• [WORK TO DO]:
Exclude any images and output the remaining records exactly.

(Records)
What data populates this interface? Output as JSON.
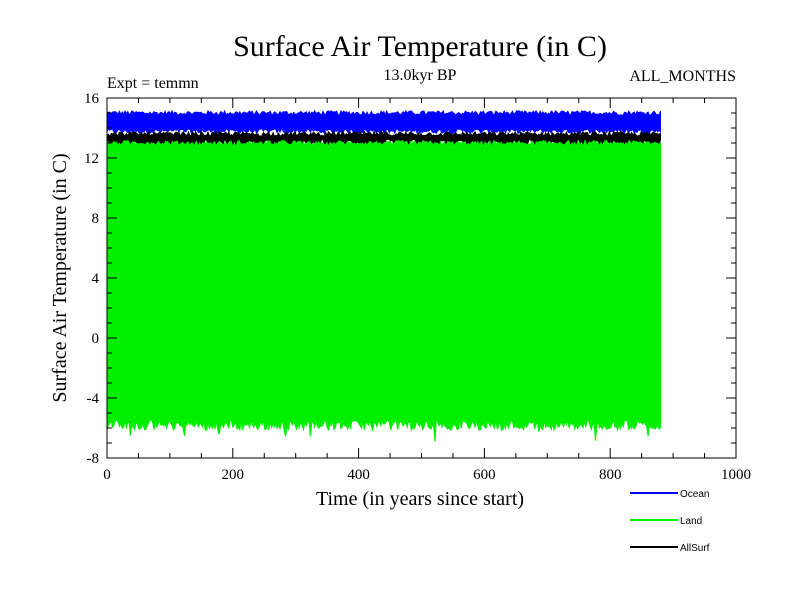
{
  "chart_data": {
    "type": "area",
    "title": "Surface Air Temperature (in C)",
    "subtitle": "13.0kyr BP",
    "annotation_left": "Expt = temmn",
    "annotation_right": "ALL_MONTHS",
    "xlabel": "Time (in years since start)",
    "ylabel": "Surface Air Temperature (in C)",
    "xlim": [
      0,
      1000
    ],
    "ylim": [
      -8,
      16
    ],
    "x_ticks": [
      0,
      200,
      400,
      600,
      800,
      1000
    ],
    "y_ticks": [
      -8,
      -4,
      0,
      4,
      8,
      12,
      16
    ],
    "data_x_range": [
      0,
      880
    ],
    "series": [
      {
        "name": "Land",
        "color": "#00ee00",
        "band_min": -5.8,
        "band_max": 13.2,
        "low_extreme": -7.0,
        "noise_amplitude": 0.35
      },
      {
        "name": "Ocean",
        "color": "#0000ff",
        "band_min": 13.8,
        "band_max": 15.0,
        "noise_amplitude": 0.15
      },
      {
        "name": "AllSurf",
        "color": "#000000",
        "band_min": 13.1,
        "band_max": 13.6,
        "noise_amplitude": 0.15
      }
    ],
    "legend_order": [
      "Ocean",
      "Land",
      "AllSurf"
    ],
    "legend_position": "bottom-right"
  }
}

• [RESPONSE TO THIS EXERCISE]:
What data populates this interface? Output as JSON.
{
  "chart_data": {
    "type": "area",
    "title": "Surface Air Temperature (in C)",
    "subtitle": "13.0kyr BP",
    "annotation_left": "Expt = temmn",
    "annotation_right": "ALL_MONTHS",
    "xlabel": "Time (in years since start)",
    "ylabel": "Surface Air Temperature (in C)",
    "xlim": [
      0,
      1000
    ],
    "ylim": [
      -8,
      16
    ],
    "x_ticks": [
      0,
      200,
      400,
      600,
      800,
      1000
    ],
    "y_ticks": [
      -8,
      -4,
      0,
      4,
      8,
      12,
      16
    ],
    "data_x_range": [
      0,
      880
    ],
    "series": [
      {
        "name": "Land",
        "color": "#00ee00",
        "band_min": -5.8,
        "band_max": 13.2,
        "low_extreme": -7.0,
        "noise_amplitude": 0.35
      },
      {
        "name": "Ocean",
        "color": "#0000ff",
        "band_min": 13.8,
        "band_max": 15.0,
        "noise_amplitude": 0.15
      },
      {
        "name": "AllSurf",
        "color": "#000000",
        "band_min": 13.1,
        "band_max": 13.6,
        "noise_amplitude": 0.15
      }
    ],
    "legend_order": [
      "Ocean",
      "Land",
      "AllSurf"
    ],
    "legend_position": "bottom-right"
  }
}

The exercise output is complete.